Chart and figure data:

* * * * * * *

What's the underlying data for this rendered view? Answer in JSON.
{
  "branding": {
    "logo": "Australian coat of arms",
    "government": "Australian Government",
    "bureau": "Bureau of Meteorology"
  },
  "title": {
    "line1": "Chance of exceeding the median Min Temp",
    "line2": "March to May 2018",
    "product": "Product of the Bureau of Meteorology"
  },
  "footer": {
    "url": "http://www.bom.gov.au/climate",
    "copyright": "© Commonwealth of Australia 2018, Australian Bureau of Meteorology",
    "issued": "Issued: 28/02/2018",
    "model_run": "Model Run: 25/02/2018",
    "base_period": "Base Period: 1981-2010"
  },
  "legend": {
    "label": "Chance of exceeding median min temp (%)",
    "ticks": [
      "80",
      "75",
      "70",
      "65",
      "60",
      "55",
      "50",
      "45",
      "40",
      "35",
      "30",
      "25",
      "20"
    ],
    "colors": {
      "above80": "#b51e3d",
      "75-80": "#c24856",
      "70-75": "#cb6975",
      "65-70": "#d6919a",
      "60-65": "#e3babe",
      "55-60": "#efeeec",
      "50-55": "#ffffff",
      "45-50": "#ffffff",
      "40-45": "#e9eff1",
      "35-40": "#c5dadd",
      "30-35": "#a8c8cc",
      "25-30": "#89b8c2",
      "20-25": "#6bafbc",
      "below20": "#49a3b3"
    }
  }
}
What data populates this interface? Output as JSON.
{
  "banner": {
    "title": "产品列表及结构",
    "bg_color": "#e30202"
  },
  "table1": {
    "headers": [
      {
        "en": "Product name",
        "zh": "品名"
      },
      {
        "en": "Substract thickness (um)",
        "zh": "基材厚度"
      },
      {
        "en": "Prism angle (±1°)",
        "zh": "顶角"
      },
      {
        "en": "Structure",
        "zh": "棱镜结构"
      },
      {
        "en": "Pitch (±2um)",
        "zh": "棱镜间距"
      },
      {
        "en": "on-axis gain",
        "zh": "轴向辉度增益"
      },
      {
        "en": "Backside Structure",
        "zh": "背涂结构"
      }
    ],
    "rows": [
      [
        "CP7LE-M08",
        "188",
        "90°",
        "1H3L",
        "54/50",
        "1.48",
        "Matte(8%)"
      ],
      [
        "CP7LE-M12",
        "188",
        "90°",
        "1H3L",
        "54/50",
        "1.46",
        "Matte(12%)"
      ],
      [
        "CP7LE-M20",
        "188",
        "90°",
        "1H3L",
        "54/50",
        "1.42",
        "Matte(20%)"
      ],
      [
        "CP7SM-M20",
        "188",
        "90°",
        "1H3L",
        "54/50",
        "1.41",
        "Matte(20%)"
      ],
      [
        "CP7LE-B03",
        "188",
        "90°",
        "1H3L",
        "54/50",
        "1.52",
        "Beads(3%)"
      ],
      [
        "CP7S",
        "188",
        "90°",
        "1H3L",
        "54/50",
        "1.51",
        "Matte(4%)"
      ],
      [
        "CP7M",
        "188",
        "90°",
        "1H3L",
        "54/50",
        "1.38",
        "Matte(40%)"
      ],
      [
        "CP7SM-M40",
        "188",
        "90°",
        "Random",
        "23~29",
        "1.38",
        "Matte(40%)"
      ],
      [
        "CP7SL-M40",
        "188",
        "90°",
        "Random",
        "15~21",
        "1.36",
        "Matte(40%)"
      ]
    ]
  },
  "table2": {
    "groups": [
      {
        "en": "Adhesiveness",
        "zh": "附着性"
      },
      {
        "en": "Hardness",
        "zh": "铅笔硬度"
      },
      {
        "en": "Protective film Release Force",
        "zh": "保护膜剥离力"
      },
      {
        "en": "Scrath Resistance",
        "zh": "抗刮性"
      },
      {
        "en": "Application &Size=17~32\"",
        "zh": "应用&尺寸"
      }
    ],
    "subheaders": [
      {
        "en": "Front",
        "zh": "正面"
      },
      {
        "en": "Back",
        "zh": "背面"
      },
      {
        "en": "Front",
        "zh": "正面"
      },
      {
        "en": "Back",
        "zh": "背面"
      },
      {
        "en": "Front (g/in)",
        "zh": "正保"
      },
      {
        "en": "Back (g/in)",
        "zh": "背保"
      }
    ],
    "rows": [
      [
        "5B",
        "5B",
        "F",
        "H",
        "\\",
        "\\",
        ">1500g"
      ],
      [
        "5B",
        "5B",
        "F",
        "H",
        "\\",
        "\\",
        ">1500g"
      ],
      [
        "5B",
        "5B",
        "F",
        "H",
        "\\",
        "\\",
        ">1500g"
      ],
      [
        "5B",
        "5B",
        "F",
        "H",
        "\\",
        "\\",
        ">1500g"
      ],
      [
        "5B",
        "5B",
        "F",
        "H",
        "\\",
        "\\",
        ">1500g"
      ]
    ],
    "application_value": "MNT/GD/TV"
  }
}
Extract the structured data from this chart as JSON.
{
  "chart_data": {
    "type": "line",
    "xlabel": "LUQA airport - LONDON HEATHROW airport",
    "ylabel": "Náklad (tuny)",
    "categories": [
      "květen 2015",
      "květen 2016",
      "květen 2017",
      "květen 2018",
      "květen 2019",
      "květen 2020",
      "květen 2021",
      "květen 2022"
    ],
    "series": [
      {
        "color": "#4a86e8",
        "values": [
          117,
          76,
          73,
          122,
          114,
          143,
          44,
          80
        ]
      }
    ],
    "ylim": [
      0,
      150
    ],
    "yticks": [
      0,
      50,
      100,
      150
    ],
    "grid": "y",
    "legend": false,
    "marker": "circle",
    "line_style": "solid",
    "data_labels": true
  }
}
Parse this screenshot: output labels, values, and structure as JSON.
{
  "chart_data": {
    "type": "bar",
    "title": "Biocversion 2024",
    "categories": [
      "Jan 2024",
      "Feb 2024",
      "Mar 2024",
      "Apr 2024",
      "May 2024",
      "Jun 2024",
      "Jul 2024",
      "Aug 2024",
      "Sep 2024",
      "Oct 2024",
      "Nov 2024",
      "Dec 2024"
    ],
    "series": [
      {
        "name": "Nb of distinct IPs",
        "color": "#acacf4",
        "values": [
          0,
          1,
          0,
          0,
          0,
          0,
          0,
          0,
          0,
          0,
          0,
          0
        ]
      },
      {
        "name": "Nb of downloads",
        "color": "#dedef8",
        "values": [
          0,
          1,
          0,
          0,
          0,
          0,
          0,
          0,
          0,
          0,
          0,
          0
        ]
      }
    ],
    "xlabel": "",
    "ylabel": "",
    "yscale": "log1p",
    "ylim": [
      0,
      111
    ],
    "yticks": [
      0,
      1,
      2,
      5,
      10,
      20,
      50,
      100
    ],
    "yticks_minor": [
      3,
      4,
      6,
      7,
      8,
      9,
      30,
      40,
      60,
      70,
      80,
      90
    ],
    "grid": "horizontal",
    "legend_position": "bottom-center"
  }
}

* * * * * * *

**Exercise**
Copy out each line that contains the word "median".

**Task response**
    "line1": "Chance of exceeding the median Min Temp",
    "label": "Chance of exceeding median min temp (%)",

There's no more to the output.